What needs to be done >> Which 1970s graffiti slogan does the text on healthcare and energy descent quote?

Page text >>
We are already at the asymptotic plateau of the cost benefit curve and on an unsustainable course towards impossible to meet expectations from aging baby boomers (like me!) even if we had unlimited oil. For example, even at today’s level we are not able provide treatment for all. Not everyone with, annoying but manageable, atrial fibrillation who wants to be cured by megabucks radio frequency ablation can have the treatment, it just costs too much. They can be managed with a daily tablet and have a few blood tests. But the baby boomers want convenience not commonsense and don’t like to be told that they can’t have what they want! However with the advent of PO I think they will be doing well to get the tablets and blood tests!
Our current health system has every doctor acting as advocate for each of his or her patients working the system to their individual (patient’s & doctor’s) advantage. What is best for the sum of all individuals is not always what is best for the community.
Some of my dilemmas are:
- How to address these issues during a period of
‘Slowly-unwinding-business-as-usual-with-perhaps-a-few-new-problems-every-month-but-we-can-still-cope. Can’t we?’ How do we get people to think ahead and plan for energy descent? The boiling frog problem. - How to get my techno addict colleagues to accept the unthinkable, that our future will resemble our past more than our present?
- How to get any level of social and political acceptance that the imminent reality of rationing healthcare is unavoidable?
I have in the past focused on the more mundane and still important practicalities of mobility, redistribution of physical resources etc. I will still cover these but I think the time has come to “Subvert the Dominant Paradigm!” (One of my favourite bits of 1970s graffiti!) Or at least send the listeners away with a philosophical ‘stone in their shoe’, something that will slowly work away at them till they have to sit down and sensibly deal with it. Maybe then they will realise that: Business as usual is over!
I’m quite pessimistic and so far removed from where most of my colleagues that they just stare back with blank blinking incredulity. Although as a result of parroting what you have written and what I have read on The Oil Drum Canada and later Automatic Earth by Illagi and Stoneleigh I have gained a few converts to pessimism, the economic storm clouds have gathered as predicted.
Eventually I know that the grid will go down, the lights will go out and if I’m still around I’ll be making my own ether. We will then be on our way to …….? It seems to me that both the long slow and short fast futures of energy descent have a common, nebulous, but not very reassuring end point. I would much rather be part of a planned power down with planned stepwise retreats than a crash landing which leaves us to try to rebuild from the rubble and unable to adapt. Hopefully these retreats would, in effect, be long-lasting, sustained steady states with many functioning levels of treatment available and the ability to provide widespread relief from suffering. I would like to think that we could still do hip replacements for example for many years to come, what do you think?

Listed records >>
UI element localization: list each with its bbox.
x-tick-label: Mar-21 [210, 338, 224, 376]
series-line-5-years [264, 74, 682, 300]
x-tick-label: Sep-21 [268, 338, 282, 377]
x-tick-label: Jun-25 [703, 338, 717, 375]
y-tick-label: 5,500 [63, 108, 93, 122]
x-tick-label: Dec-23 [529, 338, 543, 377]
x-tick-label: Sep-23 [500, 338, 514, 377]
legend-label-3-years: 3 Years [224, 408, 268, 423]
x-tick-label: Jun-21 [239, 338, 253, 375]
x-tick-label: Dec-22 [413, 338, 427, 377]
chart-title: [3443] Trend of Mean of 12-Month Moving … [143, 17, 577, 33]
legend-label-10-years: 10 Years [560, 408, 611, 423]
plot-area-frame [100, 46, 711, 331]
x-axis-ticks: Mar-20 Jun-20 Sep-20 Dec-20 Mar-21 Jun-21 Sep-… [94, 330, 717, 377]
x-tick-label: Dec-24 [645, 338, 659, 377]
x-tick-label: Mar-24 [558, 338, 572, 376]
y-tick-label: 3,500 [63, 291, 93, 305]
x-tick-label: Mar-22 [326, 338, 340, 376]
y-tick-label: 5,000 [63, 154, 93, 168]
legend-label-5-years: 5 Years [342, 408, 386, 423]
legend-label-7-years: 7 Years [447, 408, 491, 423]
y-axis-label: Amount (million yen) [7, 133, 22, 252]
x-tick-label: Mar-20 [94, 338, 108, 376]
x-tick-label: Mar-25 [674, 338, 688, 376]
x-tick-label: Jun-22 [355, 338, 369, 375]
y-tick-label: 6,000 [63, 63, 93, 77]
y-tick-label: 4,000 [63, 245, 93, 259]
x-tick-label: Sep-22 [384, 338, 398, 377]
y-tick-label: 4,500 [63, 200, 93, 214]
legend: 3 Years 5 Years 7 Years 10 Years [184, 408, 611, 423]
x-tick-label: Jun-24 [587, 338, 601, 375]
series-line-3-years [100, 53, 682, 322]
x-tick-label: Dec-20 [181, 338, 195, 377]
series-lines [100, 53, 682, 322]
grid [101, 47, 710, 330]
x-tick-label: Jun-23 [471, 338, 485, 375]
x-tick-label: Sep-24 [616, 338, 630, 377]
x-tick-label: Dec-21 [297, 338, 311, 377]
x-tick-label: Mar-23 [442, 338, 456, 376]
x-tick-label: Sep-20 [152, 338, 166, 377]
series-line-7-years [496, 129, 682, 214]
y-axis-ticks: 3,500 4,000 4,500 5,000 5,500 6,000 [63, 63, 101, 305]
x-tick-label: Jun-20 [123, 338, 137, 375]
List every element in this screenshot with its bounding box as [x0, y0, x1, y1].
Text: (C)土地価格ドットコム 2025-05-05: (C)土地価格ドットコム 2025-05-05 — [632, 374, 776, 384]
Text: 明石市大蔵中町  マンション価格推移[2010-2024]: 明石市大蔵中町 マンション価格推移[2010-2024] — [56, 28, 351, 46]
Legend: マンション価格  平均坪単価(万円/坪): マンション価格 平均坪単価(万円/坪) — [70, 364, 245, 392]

Output of the exercise >> "Subvert the Dominant Paradigm!"